◆ What the exercise asks
The records below are to be quoted in full; please keep every word exact.

◆ Available records
****************
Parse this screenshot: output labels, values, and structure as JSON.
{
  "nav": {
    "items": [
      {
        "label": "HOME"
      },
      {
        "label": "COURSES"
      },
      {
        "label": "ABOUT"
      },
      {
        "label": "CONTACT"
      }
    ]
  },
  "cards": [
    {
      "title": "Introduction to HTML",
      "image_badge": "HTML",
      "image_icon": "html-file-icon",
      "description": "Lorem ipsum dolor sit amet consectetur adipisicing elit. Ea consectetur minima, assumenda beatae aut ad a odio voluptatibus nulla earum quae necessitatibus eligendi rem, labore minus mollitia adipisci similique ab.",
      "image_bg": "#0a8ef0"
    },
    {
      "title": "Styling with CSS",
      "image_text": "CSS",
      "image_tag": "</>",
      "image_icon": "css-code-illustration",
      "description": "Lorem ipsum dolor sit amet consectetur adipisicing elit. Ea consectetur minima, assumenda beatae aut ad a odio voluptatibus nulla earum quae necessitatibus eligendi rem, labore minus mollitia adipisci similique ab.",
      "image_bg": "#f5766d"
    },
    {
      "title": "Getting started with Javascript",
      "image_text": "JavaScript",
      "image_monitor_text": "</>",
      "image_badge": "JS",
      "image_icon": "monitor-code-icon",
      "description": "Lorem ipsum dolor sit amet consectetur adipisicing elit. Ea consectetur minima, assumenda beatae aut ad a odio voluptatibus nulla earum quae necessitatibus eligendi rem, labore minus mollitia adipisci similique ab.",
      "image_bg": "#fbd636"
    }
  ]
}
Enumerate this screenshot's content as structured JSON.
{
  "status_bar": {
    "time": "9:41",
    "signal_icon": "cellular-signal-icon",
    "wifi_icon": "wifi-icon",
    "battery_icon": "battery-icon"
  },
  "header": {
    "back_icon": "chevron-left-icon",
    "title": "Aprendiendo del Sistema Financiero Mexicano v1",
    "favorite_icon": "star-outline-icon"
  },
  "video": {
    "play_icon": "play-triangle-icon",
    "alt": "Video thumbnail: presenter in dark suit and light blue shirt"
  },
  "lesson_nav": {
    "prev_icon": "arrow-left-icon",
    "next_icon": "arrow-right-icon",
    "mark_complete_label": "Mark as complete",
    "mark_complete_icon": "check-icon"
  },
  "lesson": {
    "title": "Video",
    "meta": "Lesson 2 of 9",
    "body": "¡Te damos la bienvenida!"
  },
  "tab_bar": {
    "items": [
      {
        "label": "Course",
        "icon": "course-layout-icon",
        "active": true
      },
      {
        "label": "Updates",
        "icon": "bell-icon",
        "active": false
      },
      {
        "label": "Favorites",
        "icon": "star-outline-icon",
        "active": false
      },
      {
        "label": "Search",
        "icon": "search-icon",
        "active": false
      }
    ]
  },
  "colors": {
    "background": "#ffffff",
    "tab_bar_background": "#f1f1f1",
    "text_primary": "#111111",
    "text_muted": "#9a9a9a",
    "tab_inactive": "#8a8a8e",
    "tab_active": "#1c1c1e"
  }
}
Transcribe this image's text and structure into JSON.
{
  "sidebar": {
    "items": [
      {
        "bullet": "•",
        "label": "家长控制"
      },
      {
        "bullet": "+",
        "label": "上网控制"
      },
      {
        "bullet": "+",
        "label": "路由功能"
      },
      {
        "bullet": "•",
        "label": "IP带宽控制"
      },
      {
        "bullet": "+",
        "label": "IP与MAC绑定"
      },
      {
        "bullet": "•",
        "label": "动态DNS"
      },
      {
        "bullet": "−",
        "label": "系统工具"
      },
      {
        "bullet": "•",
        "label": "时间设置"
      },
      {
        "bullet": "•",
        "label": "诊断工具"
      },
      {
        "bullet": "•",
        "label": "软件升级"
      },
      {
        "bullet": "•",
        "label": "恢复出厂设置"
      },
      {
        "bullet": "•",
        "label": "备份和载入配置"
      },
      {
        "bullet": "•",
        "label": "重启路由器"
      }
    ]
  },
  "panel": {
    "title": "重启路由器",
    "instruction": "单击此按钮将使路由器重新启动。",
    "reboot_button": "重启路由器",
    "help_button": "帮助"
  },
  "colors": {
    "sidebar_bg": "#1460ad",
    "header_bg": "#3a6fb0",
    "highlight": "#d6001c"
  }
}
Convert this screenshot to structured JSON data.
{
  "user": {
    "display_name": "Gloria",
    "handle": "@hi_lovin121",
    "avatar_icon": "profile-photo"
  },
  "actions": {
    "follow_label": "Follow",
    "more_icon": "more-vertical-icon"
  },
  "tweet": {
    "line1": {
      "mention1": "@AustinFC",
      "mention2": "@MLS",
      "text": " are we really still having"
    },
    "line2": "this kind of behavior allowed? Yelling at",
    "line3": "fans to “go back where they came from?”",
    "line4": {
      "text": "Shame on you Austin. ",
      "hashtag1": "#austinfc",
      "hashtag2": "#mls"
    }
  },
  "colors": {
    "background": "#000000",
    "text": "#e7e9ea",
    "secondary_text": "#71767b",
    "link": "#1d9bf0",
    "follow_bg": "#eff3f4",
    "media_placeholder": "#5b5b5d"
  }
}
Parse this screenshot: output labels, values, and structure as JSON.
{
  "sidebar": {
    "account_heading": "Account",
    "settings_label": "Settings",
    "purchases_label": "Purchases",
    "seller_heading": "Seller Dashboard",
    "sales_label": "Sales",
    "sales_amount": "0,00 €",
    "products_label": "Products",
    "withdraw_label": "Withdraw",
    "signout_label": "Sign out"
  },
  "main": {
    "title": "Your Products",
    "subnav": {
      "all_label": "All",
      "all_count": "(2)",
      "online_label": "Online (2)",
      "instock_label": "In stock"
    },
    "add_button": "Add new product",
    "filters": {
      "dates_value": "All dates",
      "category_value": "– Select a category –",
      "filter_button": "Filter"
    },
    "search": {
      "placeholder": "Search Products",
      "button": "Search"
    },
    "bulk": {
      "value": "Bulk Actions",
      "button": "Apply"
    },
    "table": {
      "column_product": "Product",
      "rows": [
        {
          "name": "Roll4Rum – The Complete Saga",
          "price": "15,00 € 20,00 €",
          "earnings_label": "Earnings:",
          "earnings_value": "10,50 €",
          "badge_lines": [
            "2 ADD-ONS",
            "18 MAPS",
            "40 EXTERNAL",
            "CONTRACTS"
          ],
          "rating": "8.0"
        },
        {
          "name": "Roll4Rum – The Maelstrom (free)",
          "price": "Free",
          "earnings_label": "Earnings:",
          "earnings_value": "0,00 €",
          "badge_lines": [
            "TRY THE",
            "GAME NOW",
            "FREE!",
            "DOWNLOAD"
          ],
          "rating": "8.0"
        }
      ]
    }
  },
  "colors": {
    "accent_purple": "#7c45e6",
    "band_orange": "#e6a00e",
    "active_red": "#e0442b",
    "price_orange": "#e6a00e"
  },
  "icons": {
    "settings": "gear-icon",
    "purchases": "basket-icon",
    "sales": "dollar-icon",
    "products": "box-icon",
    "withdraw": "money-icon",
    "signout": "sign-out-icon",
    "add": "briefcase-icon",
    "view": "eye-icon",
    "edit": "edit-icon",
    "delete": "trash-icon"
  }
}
****************
◆ Task answer
Parse this screenshot: output labels, values, and structure as JSON.
{
  "nav": {
    "items": [
      {
        "label": "HOME"
      },
      {
        "label": "COURSES"
      },
      {
        "label": "ABOUT"
      },
      {
        "label": "CONTACT"
      }
    ]
  },
  "cards": [
    {
      "title": "Introduction to HTML",
      "image_badge": "HTML",
      "image_icon": "html-file-icon",
      "description": "Lorem ipsum dolor sit amet consectetur adipisicing elit. Ea consectetur minima, assumenda beatae aut ad a odio voluptatibus nulla earum quae necessitatibus eligendi rem, labore minus mollitia adipisci similique ab.",
      "image_bg": "#0a8ef0"
    },
    {
      "title": "Styling with CSS",
      "image_text": "CSS",
      "image_tag": "</>",
      "image_icon": "css-code-illustration",
      "description": "Lorem ipsum dolor sit amet consectetur adipisicing elit. Ea consectetur minima, assumenda beatae aut ad a odio voluptatibus nulla earum quae necessitatibus eligendi rem, labore minus mollitia adipisci similique ab.",
      "image_bg": "#f5766d"
    },
    {
      "title": "Getting started with Javascript",
      "image_text": "JavaScript",
      "image_monitor_text": "</>",
      "image_badge": "JS",
      "image_icon": "monitor-code-icon",
      "description": "Lorem ipsum dolor sit amet consectetur adipisicing elit. Ea consectetur minima, assumenda beatae aut ad a odio voluptatibus nulla earum quae necessitatibus eligendi rem, labore minus mollitia adipisci similique ab.",
      "image_bg": "#fbd636"
    }
  ]
}
Enumerate this screenshot's content as structured JSON.
{
  "status_bar": {
    "time": "9:41",
    "signal_icon": "cellular-signal-icon",
    "wifi_icon": "wifi-icon",
    "battery_icon": "battery-icon"
  },
  "header": {
    "back_icon": "chevron-left-icon",
    "title": "Aprendiendo del Sistema Financiero Mexicano v1",
    "favorite_icon": "star-outline-icon"
  },
  "video": {
    "play_icon": "play-triangle-icon",
    "alt": "Video thumbnail: presenter in dark suit and light blue shirt"
  },
  "lesson_nav": {
    "prev_icon": "arrow-left-icon",
    "next_icon": "arrow-right-icon",
    "mark_complete_label": "Mark as complete",
    "mark_complete_icon": "check-icon"
  },
  "lesson": {
    "title": "Video",
    "meta": "Lesson 2 of 9",
    "body": "¡Te damos la bienvenida!"
  },
  "tab_bar": {
    "items": [
      {
        "label": "Course",
        "icon": "course-layout-icon",
        "active": true
      },
      {
        "label": "Updates",
        "icon": "bell-icon",
        "active": false
      },
      {
        "label": "Favorites",
        "icon": "star-outline-icon",
        "active": false
      },
      {
        "label": "Search",
        "icon": "search-icon",
        "active": false
      }
    ]
  },
  "colors": {
    "background": "#ffffff",
    "tab_bar_background": "#f1f1f1",
    "text_primary": "#111111",
    "text_muted": "#9a9a9a",
    "tab_inactive": "#8a8a8e",
    "tab_active": "#1c1c1e"
  }
}
Transcribe this image's text and structure into JSON.
{
  "sidebar": {
    "items": [
      {
        "bullet": "•",
        "label": "家长控制"
      },
      {
        "bullet": "+",
        "label": "上网控制"
      },
      {
        "bullet": "+",
        "label": "路由功能"
      },
      {
        "bullet": "•",
        "label": "IP带宽控制"
      },
      {
        "bullet": "+",
        "label": "IP与MAC绑定"
      },
      {
        "bullet": "•",
        "label": "动态DNS"
      },
      {
        "bullet": "−",
        "label": "系统工具"
      },
      {
        "bullet": "•",
        "label": "时间设置"
      },
      {
        "bullet": "•",
        "label": "诊断工具"
      },
      {
        "bullet": "•",
        "label": "软件升级"
      },
      {
        "bullet": "•",
        "label": "恢复出厂设置"
      },
      {
        "bullet": "•",
        "label": "备份和载入配置"
      },
      {
        "bullet": "•",
        "label": "重启路由器"
      }
    ]
  },
  "panel": {
    "title": "重启路由器",
    "instruction": "单击此按钮将使路由器重新启动。",
    "reboot_button": "重启路由器",
    "help_button": "帮助"
  },
  "colors": {
    "sidebar_bg": "#1460ad",
    "header_bg": "#3a6fb0",
    "highlight": "#d6001c"
  }
}
Convert this screenshot to structured JSON data.
{
  "user": {
    "display_name": "Gloria",
    "handle": "@hi_lovin121",
    "avatar_icon": "profile-photo"
  },
  "actions": {
    "follow_label": "Follow",
    "more_icon": "more-vertical-icon"
  },
  "tweet": {
    "line1": {
      "mention1": "@AustinFC",
      "mention2": "@MLS",
      "text": " are we really still having"
    },
    "line2": "this kind of behavior allowed? Yelling at",
    "line3": "fans to “go back where they came from?”",
    "line4": {
      "text": "Shame on you Austin. ",
      "hashtag1": "#austinfc",
      "hashtag2": "#mls"
    }
  },
  "colors": {
    "background": "#000000",
    "text": "#e7e9ea",
    "secondary_text": "#71767b",
    "link": "#1d9bf0",
    "follow_bg": "#eff3f4",
    "media_placeholder": "#5b5b5d"
  }
}
Parse this screenshot: output labels, values, and structure as JSON.
{
  "sidebar": {
    "account_heading": "Account",
    "settings_label": "Settings",
    "purchases_label": "Purchases",
    "seller_heading": "Seller Dashboard",
    "sales_label": "Sales",
    "sales_amount": "0,00 €",
    "products_label": "Products",
    "withdraw_label": "Withdraw",
    "signout_label": "Sign out"
  },
  "main": {
    "title": "Your Products",
    "subnav": {
      "all_label": "All",
      "all_count": "(2)",
      "online_label": "Online (2)",
      "instock_label": "In stock"
    },
    "add_button": "Add new product",
    "filters": {
      "dates_value": "All dates",
      "category_value": "– Select a category –",
      "filter_button": "Filter"
    },
    "search": {
      "placeholder": "Search Products",
      "button": "Search"
    },
    "bulk": {
      "value": "Bulk Actions",
      "button": "Apply"
    },
    "table": {
      "column_product": "Product",
      "rows": [
        {
          "name": "Roll4Rum – The Complete Saga",
          "price": "15,00 € 20,00 €",
          "earnings_label": "Earnings:",
          "earnings_value": "10,50 €",
          "badge_lines": [
            "2 ADD-ONS",
            "18 MAPS",
            "40 EXTERNAL",
            "CONTRACTS"
          ],
          "rating": "8.0"
        },
        {
          "name": "Roll4Rum – The Maelstrom (free)",
          "price": "Free",
          "earnings_label": "Earnings:",
          "earnings_value": "0,00 €",
          "badge_lines": [
            "TRY THE",
            "GAME NOW",
            "FREE!",
            "DOWNLOAD"
          ],
          "rating": "8.0"
        }
      ]
    }
  },
  "colors": {
    "accent_purple": "#7c45e6",
    "band_orange": "#e6a00e",
    "active_red": "#e0442b",
    "price_orange": "#e6a00e"
  },
  "icons": {
    "settings": "gear-icon",
    "purchases": "basket-icon",
    "sales": "dollar-icon",
    "products": "box-icon",
    "withdraw": "money-icon",
    "signout": "sign-out-icon",
    "add": "briefcase-icon",
    "view": "eye-icon",
    "edit": "edit-icon",
    "delete": "trash-icon"
  }
}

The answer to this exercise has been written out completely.